### REQUIRED WORK
All of the material below is to be restated word for word, apart from the pictures.

[Data items]
:::
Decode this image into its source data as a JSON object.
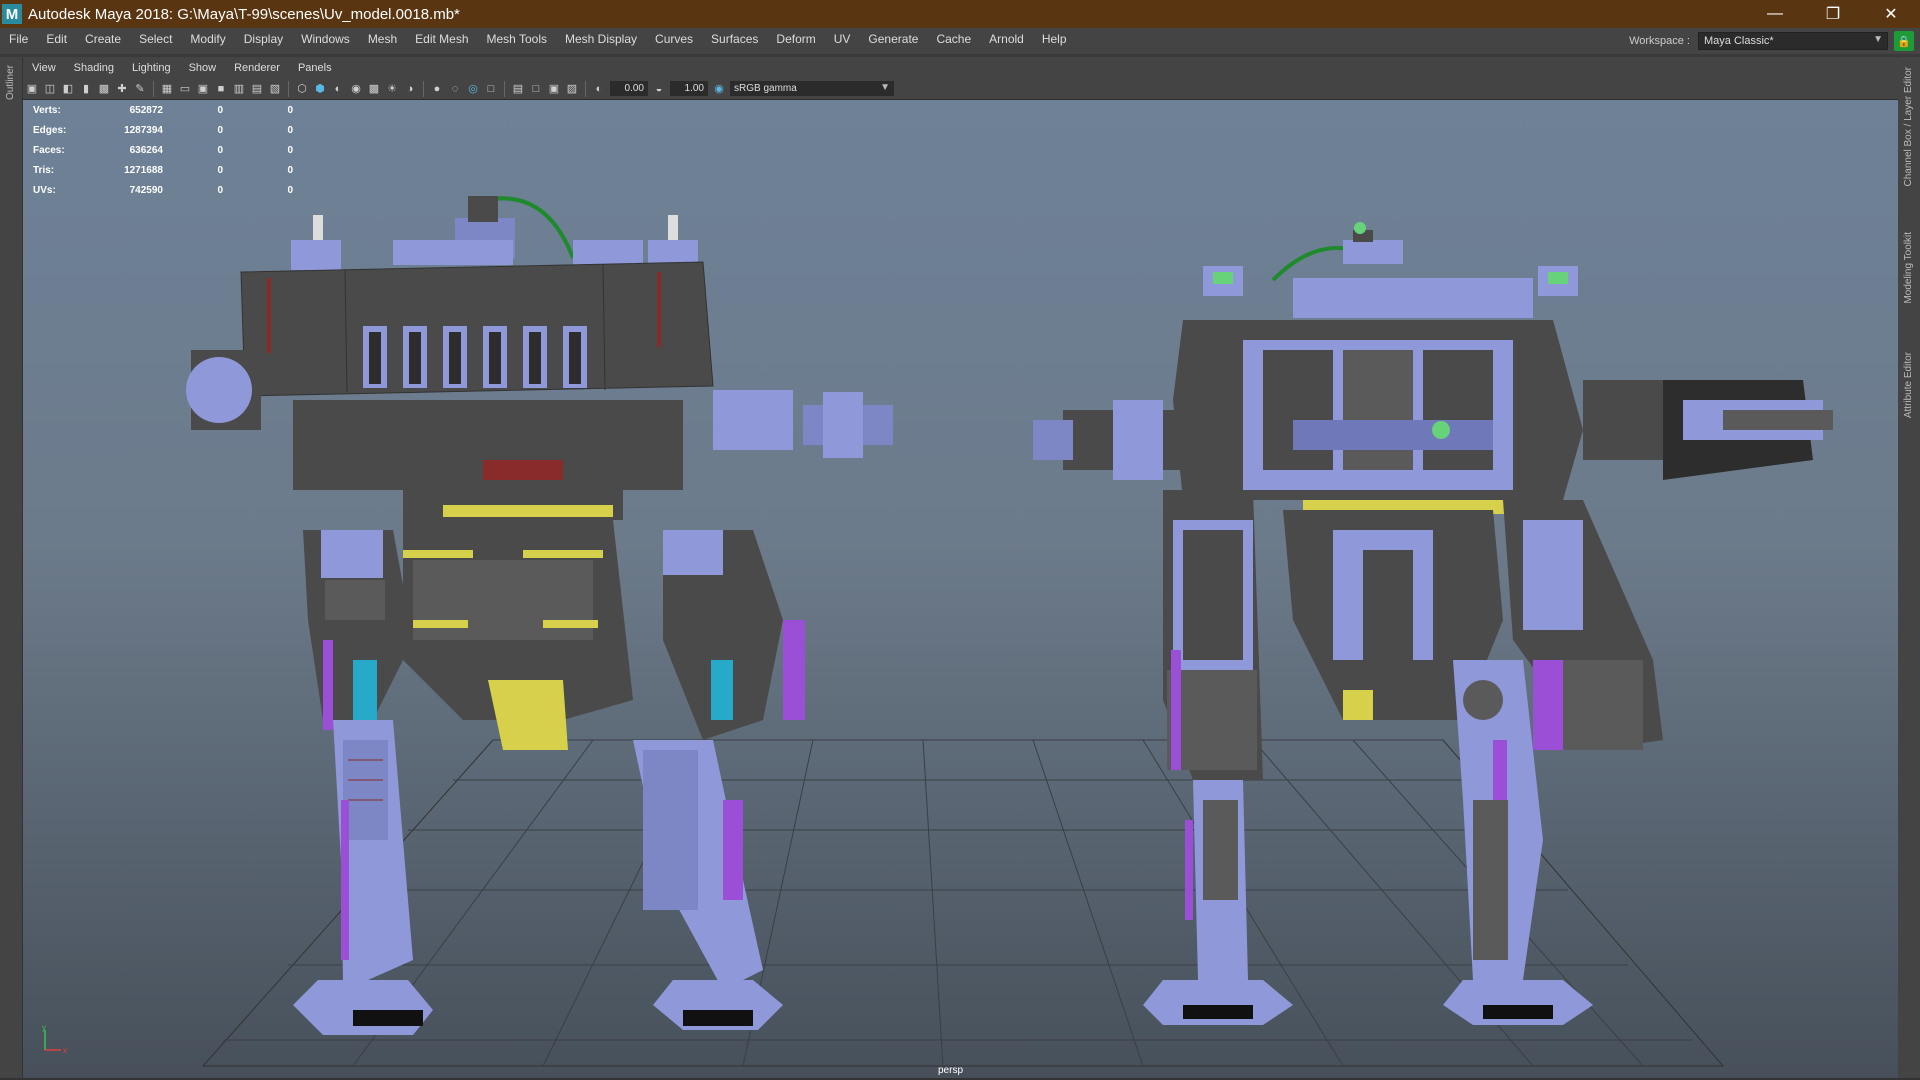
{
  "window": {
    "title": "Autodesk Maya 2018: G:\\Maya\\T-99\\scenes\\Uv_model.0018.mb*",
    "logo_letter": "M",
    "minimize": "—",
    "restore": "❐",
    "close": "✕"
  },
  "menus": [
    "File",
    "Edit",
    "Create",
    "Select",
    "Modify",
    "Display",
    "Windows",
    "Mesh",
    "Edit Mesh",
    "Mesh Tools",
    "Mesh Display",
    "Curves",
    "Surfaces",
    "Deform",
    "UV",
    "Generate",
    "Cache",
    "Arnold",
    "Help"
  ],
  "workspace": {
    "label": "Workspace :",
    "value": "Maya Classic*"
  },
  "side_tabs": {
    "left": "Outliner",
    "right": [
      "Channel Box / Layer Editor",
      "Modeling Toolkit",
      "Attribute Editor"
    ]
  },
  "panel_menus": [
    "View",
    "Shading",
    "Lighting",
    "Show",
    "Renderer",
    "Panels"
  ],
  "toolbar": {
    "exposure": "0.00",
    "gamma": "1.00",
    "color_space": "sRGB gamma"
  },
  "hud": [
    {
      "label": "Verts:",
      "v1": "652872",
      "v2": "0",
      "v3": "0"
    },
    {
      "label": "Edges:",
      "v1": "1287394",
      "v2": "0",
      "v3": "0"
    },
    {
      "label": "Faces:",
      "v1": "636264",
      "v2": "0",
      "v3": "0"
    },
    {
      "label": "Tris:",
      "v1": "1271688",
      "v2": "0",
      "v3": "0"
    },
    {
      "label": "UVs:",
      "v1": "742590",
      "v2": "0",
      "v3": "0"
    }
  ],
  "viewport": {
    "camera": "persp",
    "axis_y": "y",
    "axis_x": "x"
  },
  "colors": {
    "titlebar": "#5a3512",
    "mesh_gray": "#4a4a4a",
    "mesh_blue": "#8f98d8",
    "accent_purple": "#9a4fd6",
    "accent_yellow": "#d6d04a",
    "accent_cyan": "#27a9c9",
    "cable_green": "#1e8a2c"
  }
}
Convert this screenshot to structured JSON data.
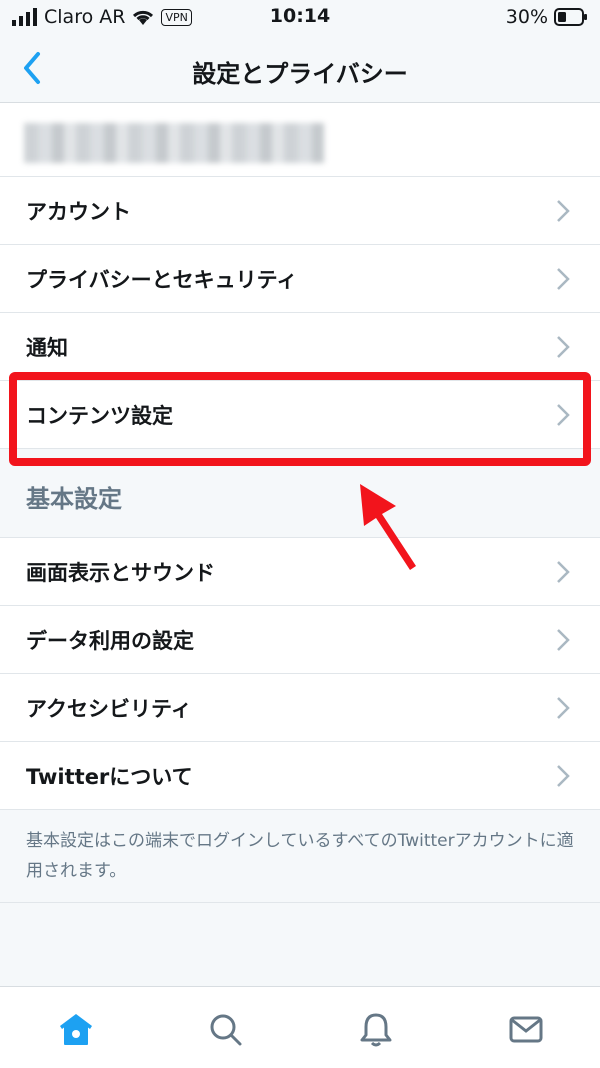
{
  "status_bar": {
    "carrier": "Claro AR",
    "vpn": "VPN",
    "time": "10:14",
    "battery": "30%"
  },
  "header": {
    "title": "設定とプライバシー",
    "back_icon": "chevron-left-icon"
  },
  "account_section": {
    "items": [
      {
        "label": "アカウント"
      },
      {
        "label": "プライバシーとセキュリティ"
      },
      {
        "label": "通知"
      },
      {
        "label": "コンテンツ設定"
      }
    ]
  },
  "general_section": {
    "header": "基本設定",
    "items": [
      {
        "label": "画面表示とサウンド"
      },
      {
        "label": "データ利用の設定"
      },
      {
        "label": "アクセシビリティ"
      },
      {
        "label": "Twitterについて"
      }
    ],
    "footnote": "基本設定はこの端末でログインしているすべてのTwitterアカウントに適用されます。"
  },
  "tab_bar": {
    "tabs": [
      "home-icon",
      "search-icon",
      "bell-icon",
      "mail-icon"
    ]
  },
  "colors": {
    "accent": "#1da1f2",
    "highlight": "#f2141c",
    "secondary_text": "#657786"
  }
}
:::
### EXPECTED ANSWER
Decode this image into its source data as a JSON object.
{
  "window": {
    "title": "Autodesk Maya 2018: G:\\Maya\\T-99\\scenes\\Uv_model.0018.mb*",
    "logo_letter": "M",
    "minimize": "—",
    "restore": "❐",
    "close": "✕"
  },
  "menus": [
    "File",
    "Edit",
    "Create",
    "Select",
    "Modify",
    "Display",
    "Windows",
    "Mesh",
    "Edit Mesh",
    "Mesh Tools",
    "Mesh Display",
    "Curves",
    "Surfaces",
    "Deform",
    "UV",
    "Generate",
    "Cache",
    "Arnold",
    "Help"
  ],
  "workspace": {
    "label": "Workspace :",
    "value": "Maya Classic*"
  },
  "side_tabs": {
    "left": "Outliner",
    "right": [
      "Channel Box / Layer Editor",
      "Modeling Toolkit",
      "Attribute Editor"
    ]
  },
  "panel_menus": [
    "View",
    "Shading",
    "Lighting",
    "Show",
    "Renderer",
    "Panels"
  ],
  "toolbar": {
    "exposure": "0.00",
    "gamma": "1.00",
    "color_space": "sRGB gamma"
  },
  "hud": [
    {
      "label": "Verts:",
      "v1": "652872",
      "v2": "0",
      "v3": "0"
    },
    {
      "label": "Edges:",
      "v1": "1287394",
      "v2": "0",
      "v3": "0"
    },
    {
      "label": "Faces:",
      "v1": "636264",
      "v2": "0",
      "v3": "0"
    },
    {
      "label": "Tris:",
      "v1": "1271688",
      "v2": "0",
      "v3": "0"
    },
    {
      "label": "UVs:",
      "v1": "742590",
      "v2": "0",
      "v3": "0"
    }
  ],
  "viewport": {
    "camera": "persp",
    "axis_y": "y",
    "axis_x": "x"
  },
  "colors": {
    "titlebar": "#5a3512",
    "mesh_gray": "#4a4a4a",
    "mesh_blue": "#8f98d8",
    "accent_purple": "#9a4fd6",
    "accent_yellow": "#d6d04a",
    "accent_cyan": "#27a9c9",
    "cable_green": "#1e8a2c"
  }
}
Convert this screenshot to structured JSON data.
{
  "status_bar": {
    "carrier": "Claro AR",
    "vpn": "VPN",
    "time": "10:14",
    "battery": "30%"
  },
  "header": {
    "title": "設定とプライバシー",
    "back_icon": "chevron-left-icon"
  },
  "account_section": {
    "items": [
      {
        "label": "アカウント"
      },
      {
        "label": "プライバシーとセキュリティ"
      },
      {
        "label": "通知"
      },
      {
        "label": "コンテンツ設定"
      }
    ]
  },
  "general_section": {
    "header": "基本設定",
    "items": [
      {
        "label": "画面表示とサウンド"
      },
      {
        "label": "データ利用の設定"
      },
      {
        "label": "アクセシビリティ"
      },
      {
        "label": "Twitterについて"
      }
    ],
    "footnote": "基本設定はこの端末でログインしているすべてのTwitterアカウントに適用されます。"
  },
  "tab_bar": {
    "tabs": [
      "home-icon",
      "search-icon",
      "bell-icon",
      "mail-icon"
    ]
  },
  "colors": {
    "accent": "#1da1f2",
    "highlight": "#f2141c",
    "secondary_text": "#657786"
  }
}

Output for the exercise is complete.